DATASET ROWS:
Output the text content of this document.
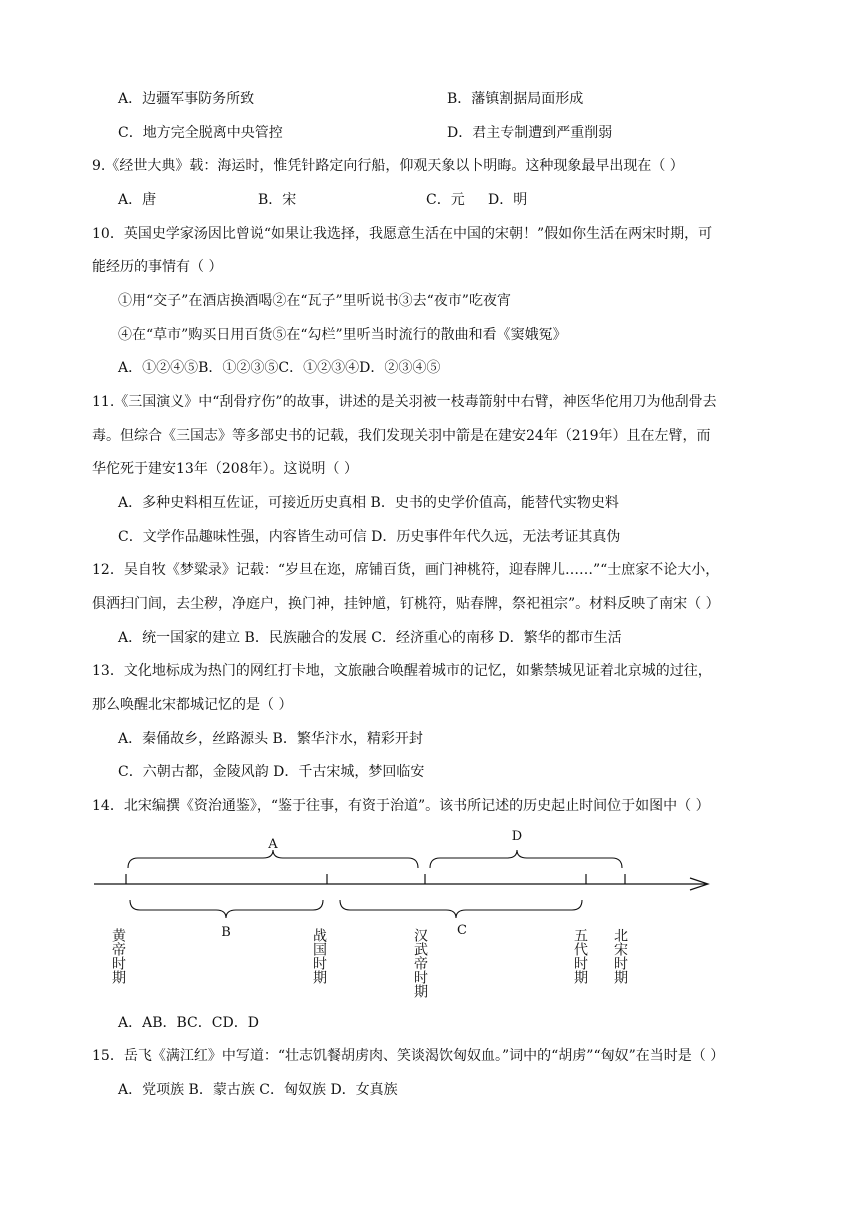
A．边疆军事防务所致	B．藩镇割据局面形成
C．地方完全脱离中央管控	D．君主专制遭到严重削弱
9.《经世大典》载：海运时，惟凭针路定向行船，仰观天象以卜明晦。这种现象最早出现在（ ）
A．唐	B．宋	C．元 D．明
10．英国史学家汤因比曾说“如果让我选择，我愿意生活在中国的宋朝！”假如你生活在两宋时期，可
能经历的事情有（ ）
①用“交子”在酒店换酒喝②在“瓦子”里听说书③去“夜市”吃夜宵
④在“草市”购买日用百货⑤在“勾栏”里听当时流行的散曲和看《窦娥冤》
A．①②④⑤B．①②③⑤C．①②③④D．②③④⑤
11.《三国演义》中“刮骨疗伤”的故事，讲述的是关羽被一枝毒箭射中右臂，神医华佗用刀为他刮骨去
毒。但综合《三国志》等多部史书的记载，我们发现关羽中箭是在建安24年（219年）且在左臂，而
华佗死于建安13年（208年）。这说明（ ）
A．多种史料相互佐证，可接近历史真相 B．史书的史学价值高，能替代实物史料
C．文学作品趣味性强，内容皆生动可信 D．历史事件年代久远，无法考证其真伪
12．吴自牧《梦粱录》记载：“岁旦在迩，席铺百货，画门神桃符，迎春牌儿……”“士庶家不论大小，
俱洒扫门闾，去尘秽，净庭户，换门神，挂钟馗，钉桃符，贴春牌，祭祀祖宗”。材料反映了南宋（ ）
A．统一国家的建立 B．民族融合的发展 C．经济重心的南移 D．繁华的都市生活
13．文化地标成为热门的网红打卡地，文旅融合唤醒着城市的记忆，如紫禁城见证着北京城的过往，
那么唤醒北宋都城记忆的是（ ）
A．秦俑故乡，丝路源头 B．繁华汴水，精彩开封
C．六朝古都，金陵风韵 D．千古宋城，梦回临安
14．北宋编撰《资治通鉴》，“鉴于往事，有资于治道”。该书所记述的历史起止时间位于如图中（ ）
A
D
B	C
黄帝时期	战国时期	汉武帝时期	五代时期 北宋时期
A．AB．BC．CD．D
15．岳飞《满江红》中写道：“壮志饥餐胡虏肉、笑谈渴饮匈奴血。”词中的“胡虏”“匈奴”在当时是（ ）
A．党项族 B．蒙古族 C．匈奴族 D．女真族
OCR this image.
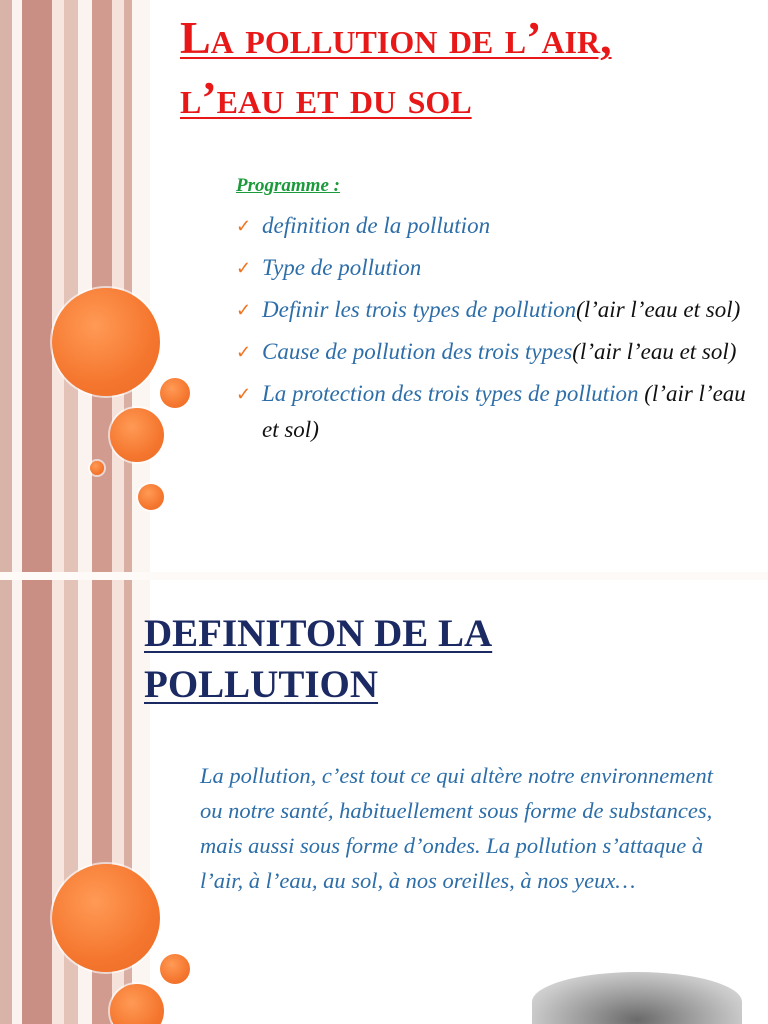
La pollution de l’air, l’eau et du sol

Programme :

✓ definition de la pollution
✓ Type de pollution
✓ Definir les trois types de pollution(l’air l’eau et sol)
✓ Cause de pollution des trois types(l’air l’eau et sol)
✓ La protection des trois types de pollution (l’air l’eau et sol)
DEFINITON DE LA POLLUTION

La pollution, c’est tout ce qui altère notre environnement ou notre santé, habituellement sous forme de substances, mais aussi sous forme d’ondes. La pollution s’attaque à l’air, à l’eau, au sol, à nos oreilles, à nos yeux…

PROBLEM DETAILS: The required output is the lines from the one containing "OCR this image." through the end of the records above, reproduced exactly, with no pictures.

EXERCISE RESULT:
OCR this image.
La pollution de l’air, l’eau et du sol

Programme :

✓ definition de la pollution
✓ Type de pollution
✓ Definir les trois types de pollution(l’air l’eau et sol)
✓ Cause de pollution des trois types(l’air l’eau et sol)
✓ La protection des trois types de pollution (l’air l’eau et sol)
DEFINITON DE LA POLLUTION

La pollution, c’est tout ce qui altère notre environnement ou notre santé, habituellement sous forme de substances, mais aussi sous forme d’ondes. La pollution s’attaque à l’air, à l’eau, au sol, à nos oreilles, à nos yeux…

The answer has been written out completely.